Give nothing except the number of lines containing the word "name".

Figure contents as structured data
______

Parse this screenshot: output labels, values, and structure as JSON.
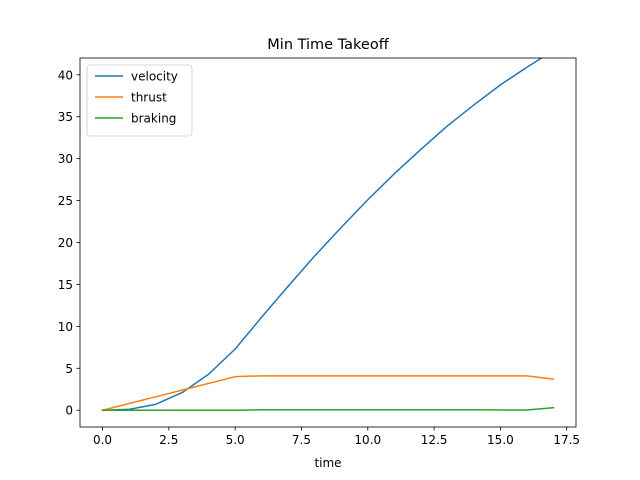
{
  "chart_data": {
    "type": "line",
    "title": "Min Time Takeoff",
    "xlabel": "time",
    "ylabel": "",
    "xlim": [
      -0.85,
      17.85
    ],
    "ylim": [
      -2.0,
      42.0
    ],
    "xticks": [
      0.0,
      2.5,
      5.0,
      7.5,
      10.0,
      12.5,
      15.0,
      17.5
    ],
    "xtick_labels": [
      "0.0",
      "2.5",
      "5.0",
      "7.5",
      "10.0",
      "12.5",
      "15.0",
      "17.5"
    ],
    "yticks": [
      0,
      5,
      10,
      15,
      20,
      25,
      30,
      35,
      40
    ],
    "ytick_labels": [
      "0",
      "5",
      "10",
      "15",
      "20",
      "25",
      "30",
      "35",
      "40"
    ],
    "grid": false,
    "legend_position": "top-left",
    "x": [
      0,
      1,
      2,
      3,
      4,
      5,
      6,
      7,
      8,
      9,
      10,
      11,
      12,
      13,
      14,
      15,
      16,
      17
    ],
    "series": [
      {
        "name": "velocity",
        "color": "#1f77b4",
        "values": [
          0,
          0.1,
          0.7,
          2.1,
          4.3,
          7.3,
          11.1,
          14.8,
          18.4,
          21.8,
          25.1,
          28.2,
          31.1,
          33.9,
          36.4,
          38.8,
          40.9,
          42.9
        ]
      },
      {
        "name": "thrust",
        "color": "#ff7f0e",
        "values": [
          0,
          0.8,
          1.6,
          2.4,
          3.2,
          4.0,
          4.1,
          4.1,
          4.1,
          4.1,
          4.1,
          4.1,
          4.1,
          4.1,
          4.1,
          4.1,
          4.1,
          3.7
        ]
      },
      {
        "name": "braking",
        "color": "#2ca02c",
        "values": [
          0,
          0,
          0,
          0,
          0,
          0,
          0.05,
          0.05,
          0.05,
          0.05,
          0.05,
          0.05,
          0.05,
          0.05,
          0.05,
          0.03,
          0.03,
          0.3
        ]
      }
    ]
  }
}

______

- **SOLUTION TO THIS TASK**: 3